MATERIALS PROVIDED>
================
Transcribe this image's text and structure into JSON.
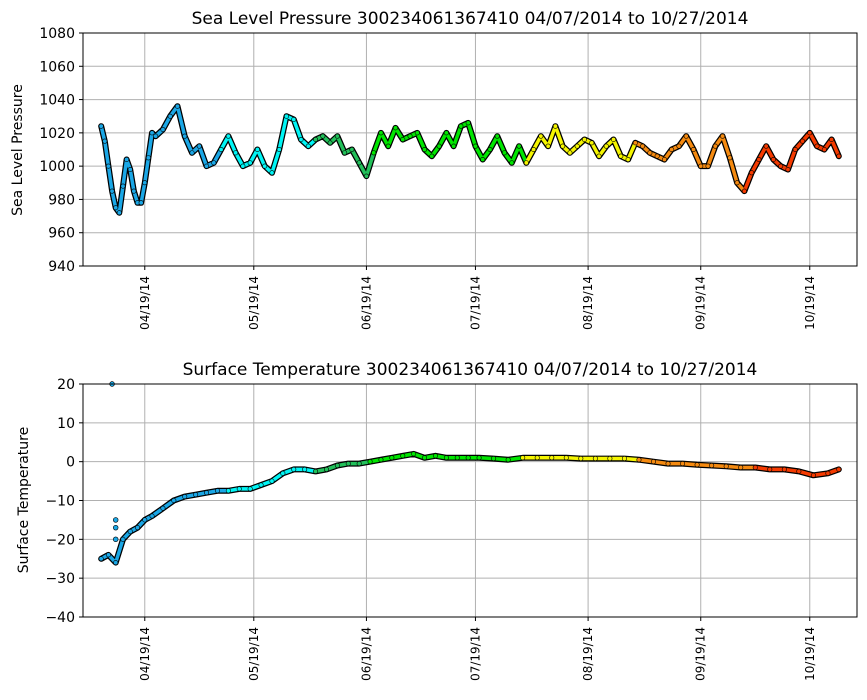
{
  "chart_data": [
    {
      "type": "line",
      "title": "Sea Level Pressure 300234061367410  04/07/2014 to 10/27/2014",
      "xlabel": "",
      "ylabel": "Sea Level Pressure",
      "ylim": [
        940,
        1080
      ],
      "yticks": [
        "940",
        "960",
        "980",
        "1000",
        "1020",
        "1040",
        "1060",
        "1080"
      ],
      "xtick_labels": [
        "04/19/14",
        "05/19/14",
        "06/19/14",
        "07/19/14",
        "08/19/14",
        "09/19/14",
        "10/19/14"
      ],
      "grid": true,
      "series": [
        {
          "x": [
            "04/07/14",
            "04/08/14",
            "04/09/14",
            "04/10/14",
            "04/11/14",
            "04/12/14",
            "04/13/14",
            "04/14/14",
            "04/15/14",
            "04/16/14",
            "04/17/14",
            "04/18/14",
            "04/19/14",
            "04/20/14",
            "04/21/14",
            "04/22/14",
            "04/24/14",
            "04/26/14",
            "04/28/14",
            "04/30/14",
            "05/02/14",
            "05/04/14",
            "05/06/14",
            "05/08/14",
            "05/10/14",
            "05/12/14",
            "05/14/14",
            "05/16/14",
            "05/18/14",
            "05/20/14",
            "05/22/14",
            "05/24/14",
            "05/26/14",
            "05/28/14",
            "05/30/14",
            "06/01/14",
            "06/03/14",
            "06/05/14",
            "06/07/14",
            "06/09/14",
            "06/11/14",
            "06/13/14",
            "06/15/14",
            "06/17/14",
            "06/19/14",
            "06/21/14",
            "06/23/14",
            "06/25/14",
            "06/27/14",
            "06/29/14",
            "07/01/14",
            "07/03/14",
            "07/05/14",
            "07/07/14",
            "07/09/14",
            "07/11/14",
            "07/13/14",
            "07/15/14",
            "07/17/14",
            "07/19/14",
            "07/21/14",
            "07/23/14",
            "07/25/14",
            "07/27/14",
            "07/29/14",
            "07/31/14",
            "08/02/14",
            "08/04/14",
            "08/06/14",
            "08/08/14",
            "08/10/14",
            "08/12/14",
            "08/14/14",
            "08/16/14",
            "08/18/14",
            "08/20/14",
            "08/22/14",
            "08/24/14",
            "08/26/14",
            "08/28/14",
            "08/30/14",
            "09/01/14",
            "09/03/14",
            "09/05/14",
            "09/07/14",
            "09/09/14",
            "09/11/14",
            "09/13/14",
            "09/15/14",
            "09/17/14",
            "09/19/14",
            "09/21/14",
            "09/23/14",
            "09/25/14",
            "09/27/14",
            "09/29/14",
            "10/01/14",
            "10/03/14",
            "10/05/14",
            "10/07/14",
            "10/09/14",
            "10/11/14",
            "10/13/14",
            "10/15/14",
            "10/17/14",
            "10/19/14",
            "10/21/14",
            "10/23/14",
            "10/25/14",
            "10/27/14"
          ],
          "values": [
            1024,
            1015,
            1000,
            985,
            975,
            972,
            988,
            1004,
            998,
            985,
            978,
            978,
            990,
            1005,
            1020,
            1018,
            1022,
            1030,
            1036,
            1018,
            1008,
            1012,
            1000,
            1002,
            1010,
            1018,
            1008,
            1000,
            1002,
            1010,
            1000,
            996,
            1010,
            1030,
            1028,
            1016,
            1012,
            1016,
            1018,
            1014,
            1018,
            1008,
            1010,
            1002,
            994,
            1008,
            1020,
            1012,
            1023,
            1016,
            1018,
            1020,
            1010,
            1006,
            1012,
            1020,
            1012,
            1024,
            1026,
            1012,
            1004,
            1010,
            1018,
            1008,
            1002,
            1012,
            1002,
            1010,
            1018,
            1012,
            1024,
            1012,
            1008,
            1012,
            1016,
            1014,
            1006,
            1012,
            1016,
            1006,
            1004,
            1014,
            1012,
            1008,
            1006,
            1004,
            1010,
            1012,
            1018,
            1010,
            1000,
            1000,
            1012,
            1018,
            1005,
            990,
            985,
            996,
            1004,
            1012,
            1004,
            1000,
            998,
            1010,
            1015,
            1020,
            1012,
            1010,
            1016,
            1006
          ]
        }
      ]
    },
    {
      "type": "line",
      "title": "Surface Temperature 300234061367410  04/07/2014 to 10/27/2014",
      "xlabel": "",
      "ylabel": "Surface Temperature",
      "ylim": [
        -40,
        20
      ],
      "yticks": [
        "−40",
        "−30",
        "−20",
        "−10",
        "0",
        "10",
        "20"
      ],
      "xtick_labels": [
        "04/19/14",
        "05/19/14",
        "06/19/14",
        "07/19/14",
        "08/19/14",
        "09/19/14",
        "10/19/14"
      ],
      "grid": true,
      "series": [
        {
          "x": [
            "04/07/14",
            "04/09/14",
            "04/11/14",
            "04/13/14",
            "04/15/14",
            "04/17/14",
            "04/19/14",
            "04/21/14",
            "04/24/14",
            "04/27/14",
            "04/30/14",
            "05/03/14",
            "05/06/14",
            "05/09/14",
            "05/12/14",
            "05/15/14",
            "05/18/14",
            "05/21/14",
            "05/24/14",
            "05/27/14",
            "05/30/14",
            "06/02/14",
            "06/05/14",
            "06/08/14",
            "06/11/14",
            "06/14/14",
            "06/17/14",
            "06/20/14",
            "06/23/14",
            "06/26/14",
            "06/29/14",
            "07/02/14",
            "07/05/14",
            "07/08/14",
            "07/11/14",
            "07/14/14",
            "07/17/14",
            "07/20/14",
            "07/24/14",
            "07/28/14",
            "08/01/14",
            "08/05/14",
            "08/09/14",
            "08/13/14",
            "08/17/14",
            "08/21/14",
            "08/25/14",
            "08/29/14",
            "09/02/14",
            "09/06/14",
            "09/10/14",
            "09/14/14",
            "09/18/14",
            "09/22/14",
            "09/26/14",
            "09/30/14",
            "10/04/14",
            "10/08/14",
            "10/12/14",
            "10/16/14",
            "10/20/14",
            "10/24/14",
            "10/27/14"
          ],
          "values": [
            -25,
            -24,
            -26,
            -20,
            -18,
            -17,
            -15,
            -14,
            -12,
            -10,
            -9,
            -8.5,
            -8,
            -7.5,
            -7.5,
            -7,
            -7,
            -6,
            -5,
            -3,
            -2,
            -2,
            -2.5,
            -2,
            -1,
            -0.5,
            -0.5,
            0,
            0.5,
            1,
            1.5,
            2,
            1,
            1.5,
            1,
            1,
            1,
            1,
            0.8,
            0.5,
            1,
            1,
            1,
            1,
            0.8,
            0.8,
            0.8,
            0.8,
            0.5,
            0,
            -0.5,
            -0.5,
            -0.8,
            -1,
            -1.2,
            -1.5,
            -1.5,
            -2,
            -2,
            -2.5,
            -3.5,
            -3,
            -2
          ]
        }
      ],
      "outlier_points": [
        {
          "x": "04/10/14",
          "value": 20
        },
        {
          "x": "04/11/14",
          "value": -15
        },
        {
          "x": "04/11/14",
          "value": -17
        },
        {
          "x": "04/11/14",
          "value": -20
        }
      ]
    }
  ],
  "colors": {
    "early": "#1aa7e6",
    "cyan": "#00f5f5",
    "teal": "#22c05a",
    "green": "#00e600",
    "yellow": "#f5f500",
    "orange": "#f58a10",
    "red": "#f53a00",
    "outline": "#000000",
    "grid": "#b0b0b0"
  }
}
================
WHAT THIS TASK INVOLVES>
Filter out every line that lacks the word "Level", and copy the rest.

FINAL RESULT>
      "title": "Sea Level Pressure 300234061367410  04/07/2014 to 10/27/2014",
      "ylabel": "Sea Level Pressure",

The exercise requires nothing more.